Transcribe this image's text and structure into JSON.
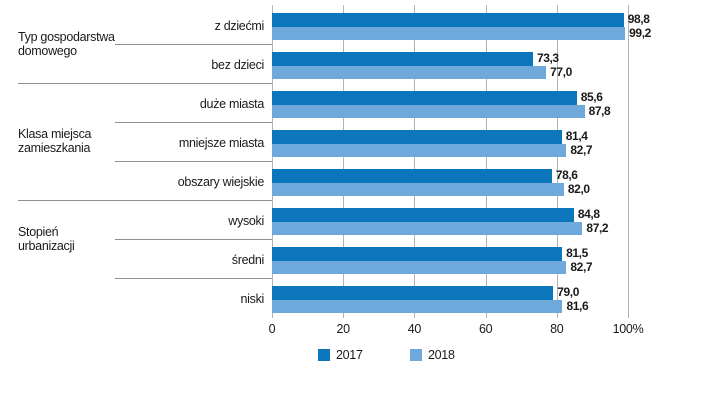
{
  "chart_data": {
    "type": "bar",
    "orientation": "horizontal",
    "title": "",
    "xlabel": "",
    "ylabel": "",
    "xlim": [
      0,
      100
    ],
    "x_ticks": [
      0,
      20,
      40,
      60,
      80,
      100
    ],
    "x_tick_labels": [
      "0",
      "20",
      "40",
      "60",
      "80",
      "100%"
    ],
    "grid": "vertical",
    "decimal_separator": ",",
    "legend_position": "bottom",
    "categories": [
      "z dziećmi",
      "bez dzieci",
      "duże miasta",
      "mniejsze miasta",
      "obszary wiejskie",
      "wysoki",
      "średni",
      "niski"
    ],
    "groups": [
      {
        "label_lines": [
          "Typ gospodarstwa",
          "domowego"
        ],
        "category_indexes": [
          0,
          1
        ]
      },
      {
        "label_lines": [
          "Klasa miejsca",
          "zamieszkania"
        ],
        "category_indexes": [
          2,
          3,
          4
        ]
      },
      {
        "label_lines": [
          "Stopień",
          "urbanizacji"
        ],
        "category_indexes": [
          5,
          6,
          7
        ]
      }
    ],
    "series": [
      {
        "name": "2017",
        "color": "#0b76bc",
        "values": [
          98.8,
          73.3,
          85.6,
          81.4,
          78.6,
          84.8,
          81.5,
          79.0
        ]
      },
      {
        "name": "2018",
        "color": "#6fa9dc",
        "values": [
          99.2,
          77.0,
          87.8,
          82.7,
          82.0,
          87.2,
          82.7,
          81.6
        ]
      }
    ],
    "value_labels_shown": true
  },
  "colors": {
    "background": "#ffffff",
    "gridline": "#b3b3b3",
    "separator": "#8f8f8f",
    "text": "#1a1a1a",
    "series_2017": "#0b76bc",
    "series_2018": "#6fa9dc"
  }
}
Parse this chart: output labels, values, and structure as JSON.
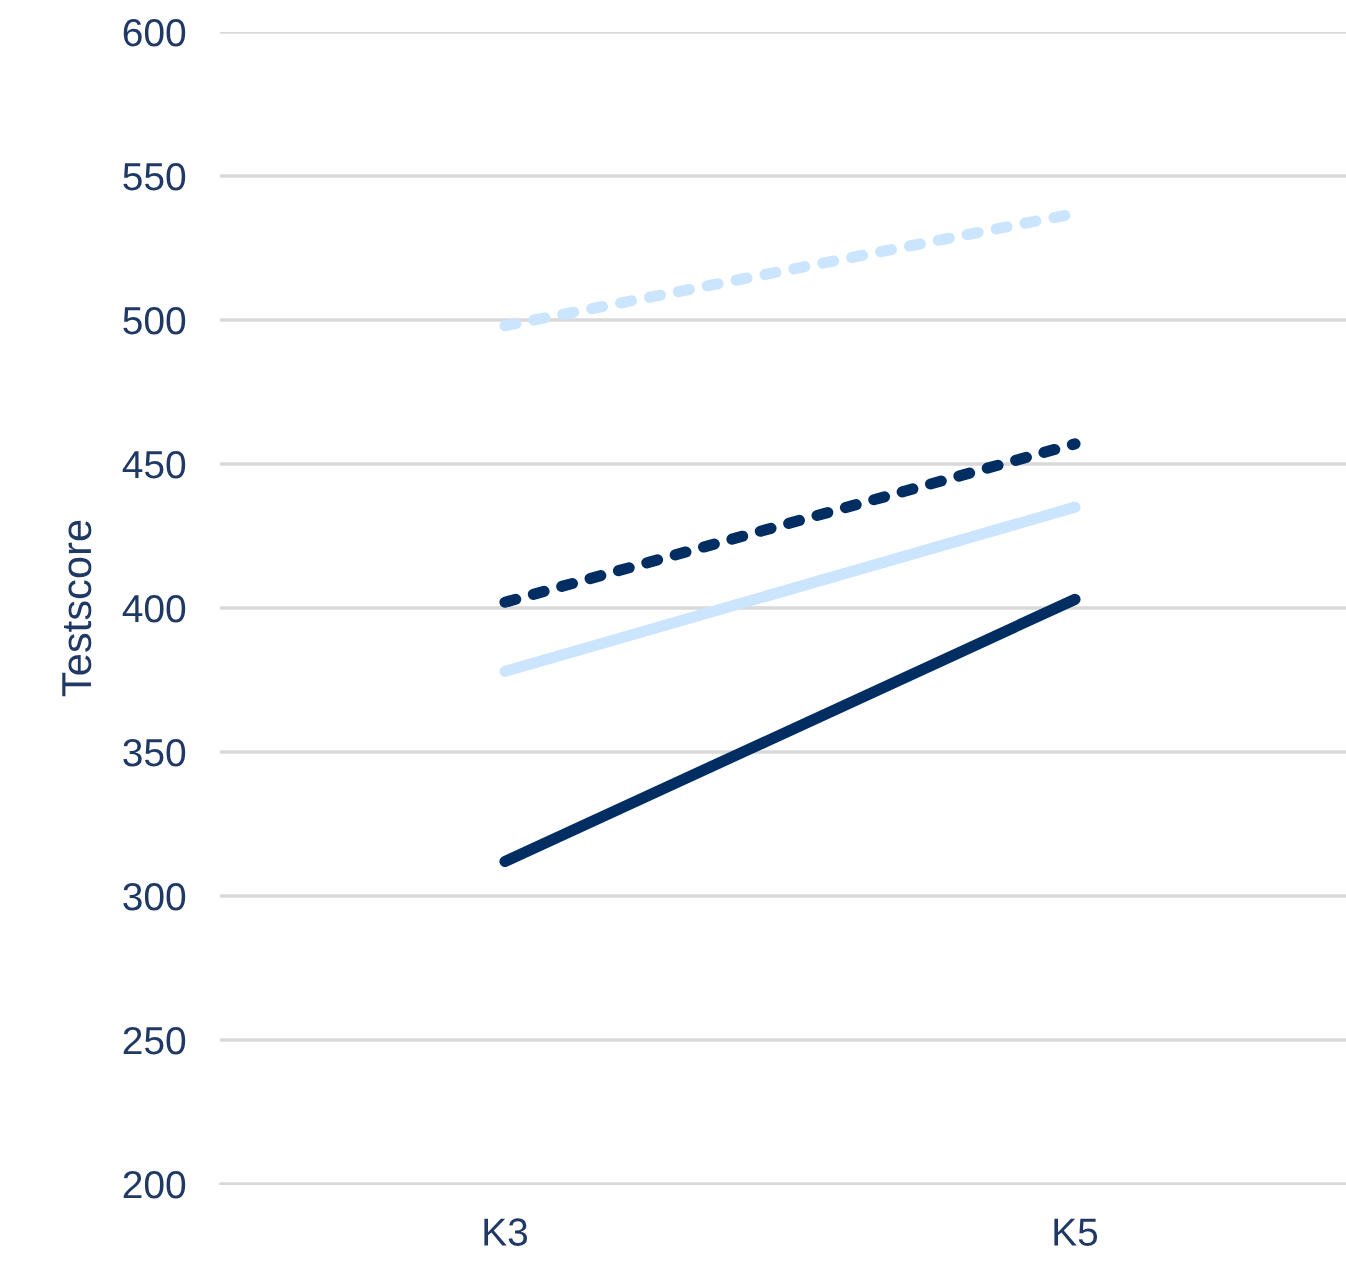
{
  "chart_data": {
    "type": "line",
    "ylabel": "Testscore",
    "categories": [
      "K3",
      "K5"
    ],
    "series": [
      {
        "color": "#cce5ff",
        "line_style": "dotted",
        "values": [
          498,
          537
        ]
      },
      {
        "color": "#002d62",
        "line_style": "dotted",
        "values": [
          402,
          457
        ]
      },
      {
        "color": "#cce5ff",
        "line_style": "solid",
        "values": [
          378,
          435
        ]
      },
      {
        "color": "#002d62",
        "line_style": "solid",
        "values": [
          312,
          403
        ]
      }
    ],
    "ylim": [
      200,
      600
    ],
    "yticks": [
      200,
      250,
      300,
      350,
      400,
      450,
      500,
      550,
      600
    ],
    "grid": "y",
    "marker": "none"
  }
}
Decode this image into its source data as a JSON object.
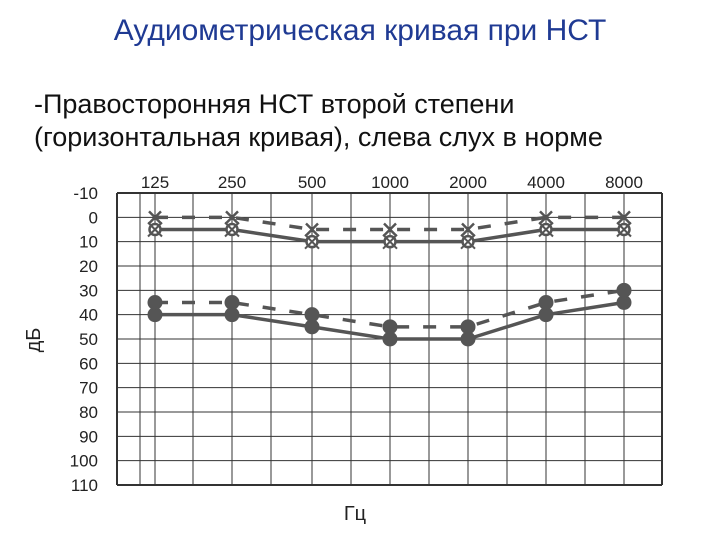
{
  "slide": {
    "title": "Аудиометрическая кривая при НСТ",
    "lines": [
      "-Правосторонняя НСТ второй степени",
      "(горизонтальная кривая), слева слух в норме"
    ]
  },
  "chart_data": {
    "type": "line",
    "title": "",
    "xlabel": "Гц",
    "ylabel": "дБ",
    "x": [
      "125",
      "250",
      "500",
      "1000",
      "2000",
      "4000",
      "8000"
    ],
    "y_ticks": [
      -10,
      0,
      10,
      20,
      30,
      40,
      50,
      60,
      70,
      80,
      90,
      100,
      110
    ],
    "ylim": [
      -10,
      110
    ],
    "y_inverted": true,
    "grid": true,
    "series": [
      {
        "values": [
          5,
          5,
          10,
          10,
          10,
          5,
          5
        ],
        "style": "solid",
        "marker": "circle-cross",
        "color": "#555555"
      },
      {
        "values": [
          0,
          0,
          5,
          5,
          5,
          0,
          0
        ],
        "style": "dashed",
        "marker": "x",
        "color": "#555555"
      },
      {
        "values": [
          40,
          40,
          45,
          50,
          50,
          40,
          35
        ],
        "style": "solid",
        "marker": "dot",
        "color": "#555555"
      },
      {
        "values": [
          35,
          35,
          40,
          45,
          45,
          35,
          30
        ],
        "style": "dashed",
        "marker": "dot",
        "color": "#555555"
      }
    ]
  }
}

* * *

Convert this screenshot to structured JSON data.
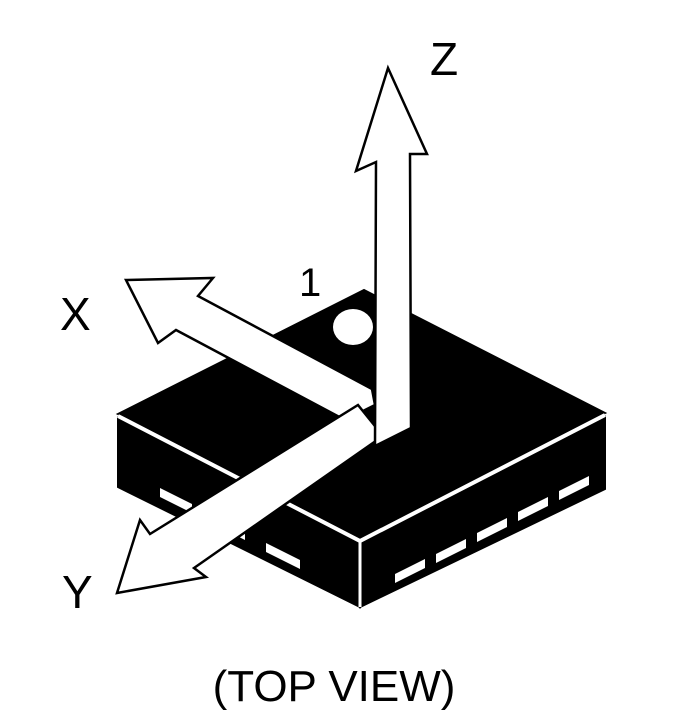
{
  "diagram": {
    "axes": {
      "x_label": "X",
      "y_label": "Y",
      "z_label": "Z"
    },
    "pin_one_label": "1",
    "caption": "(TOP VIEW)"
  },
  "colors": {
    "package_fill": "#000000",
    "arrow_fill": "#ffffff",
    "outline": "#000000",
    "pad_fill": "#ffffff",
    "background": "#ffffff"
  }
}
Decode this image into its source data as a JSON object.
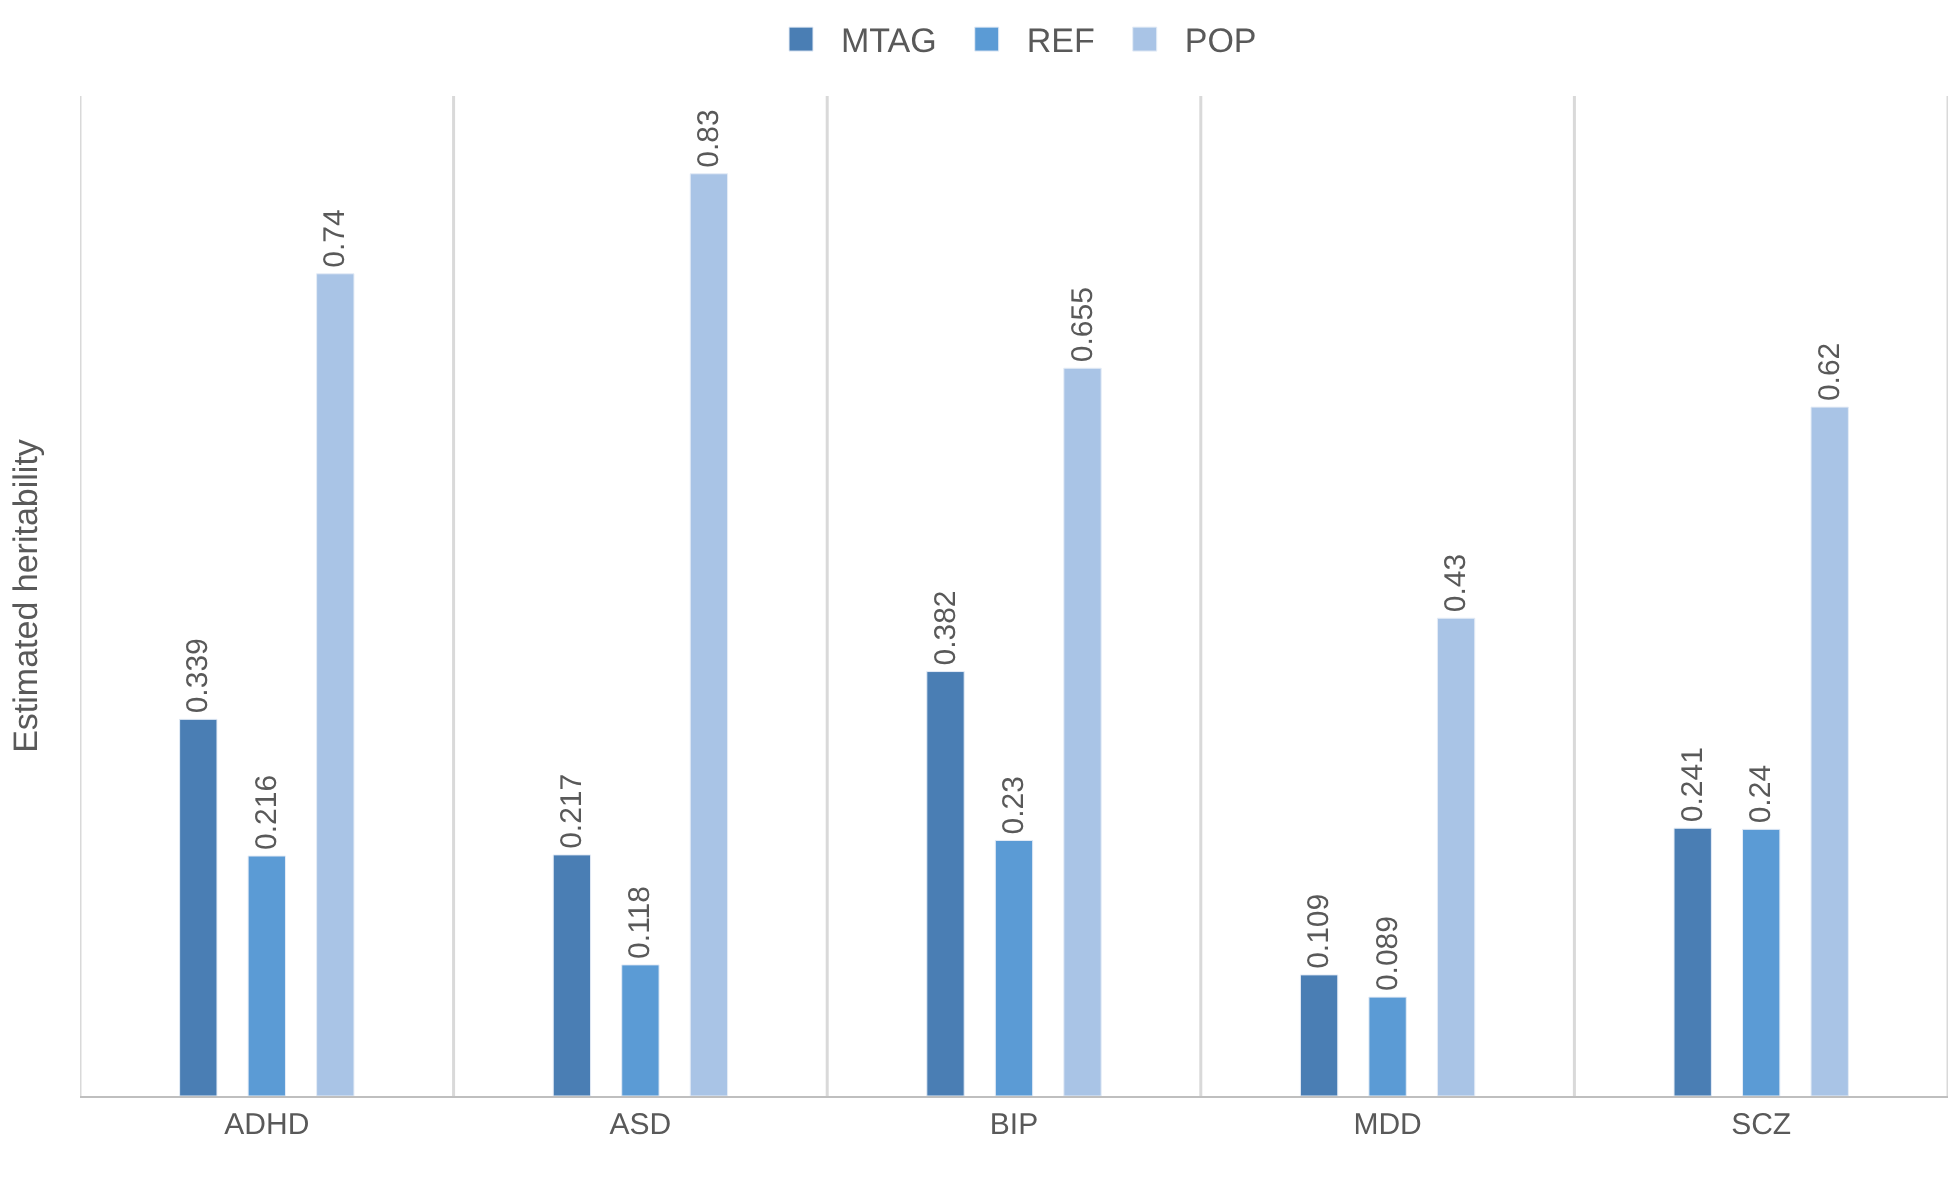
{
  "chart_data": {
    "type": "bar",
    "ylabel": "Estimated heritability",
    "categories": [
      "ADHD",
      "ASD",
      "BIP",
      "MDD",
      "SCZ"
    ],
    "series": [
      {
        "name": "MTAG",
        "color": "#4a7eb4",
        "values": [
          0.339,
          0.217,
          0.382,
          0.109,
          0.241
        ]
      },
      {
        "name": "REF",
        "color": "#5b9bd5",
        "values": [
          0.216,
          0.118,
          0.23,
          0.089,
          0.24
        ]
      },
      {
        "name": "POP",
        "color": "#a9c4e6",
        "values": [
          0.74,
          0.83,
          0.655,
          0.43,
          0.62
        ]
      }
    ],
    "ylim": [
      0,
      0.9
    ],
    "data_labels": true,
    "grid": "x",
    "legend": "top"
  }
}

==

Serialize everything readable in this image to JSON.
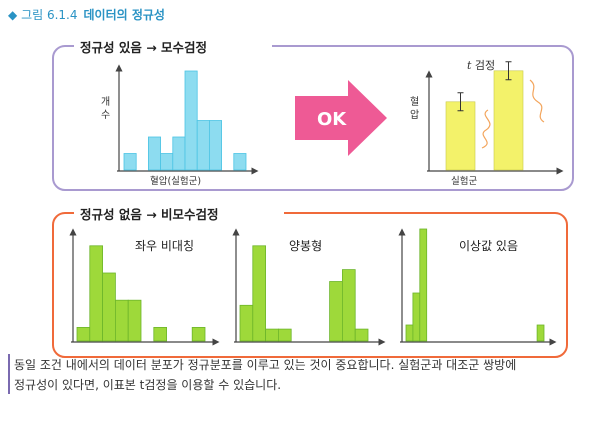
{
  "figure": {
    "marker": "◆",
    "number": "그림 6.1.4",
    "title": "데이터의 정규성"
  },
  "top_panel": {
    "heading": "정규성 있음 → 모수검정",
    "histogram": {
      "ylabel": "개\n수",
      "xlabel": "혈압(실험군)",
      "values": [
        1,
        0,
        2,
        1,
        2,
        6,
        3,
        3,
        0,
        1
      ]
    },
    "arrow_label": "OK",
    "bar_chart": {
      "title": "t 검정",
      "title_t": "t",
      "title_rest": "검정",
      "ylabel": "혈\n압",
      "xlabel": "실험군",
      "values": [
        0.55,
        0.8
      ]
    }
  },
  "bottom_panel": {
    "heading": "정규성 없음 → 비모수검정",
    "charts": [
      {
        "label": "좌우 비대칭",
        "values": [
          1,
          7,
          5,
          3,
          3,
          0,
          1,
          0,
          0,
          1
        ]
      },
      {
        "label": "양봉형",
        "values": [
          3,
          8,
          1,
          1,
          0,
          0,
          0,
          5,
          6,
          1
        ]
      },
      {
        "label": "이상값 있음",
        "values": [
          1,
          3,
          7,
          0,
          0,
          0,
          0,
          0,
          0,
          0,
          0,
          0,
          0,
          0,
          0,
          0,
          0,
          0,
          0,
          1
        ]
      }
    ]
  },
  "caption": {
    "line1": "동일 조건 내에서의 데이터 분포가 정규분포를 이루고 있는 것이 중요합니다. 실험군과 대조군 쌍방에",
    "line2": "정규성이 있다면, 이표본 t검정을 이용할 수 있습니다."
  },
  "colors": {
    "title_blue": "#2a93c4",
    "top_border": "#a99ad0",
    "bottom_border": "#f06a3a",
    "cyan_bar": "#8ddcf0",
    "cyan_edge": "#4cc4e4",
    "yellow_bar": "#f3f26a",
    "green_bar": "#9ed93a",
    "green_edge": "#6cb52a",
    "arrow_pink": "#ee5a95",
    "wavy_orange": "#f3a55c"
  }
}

Goal: Filter the listing above for the string "ylabel" and copy every matching line.

Task response:
    "ylabel": "",
    "ylabel": "Testscore",
    "ylabel": "дБ",
    "ylabel": "Estimated heritability",
      "ylabel": "개\n수",
      "ylabel": "혈\n압",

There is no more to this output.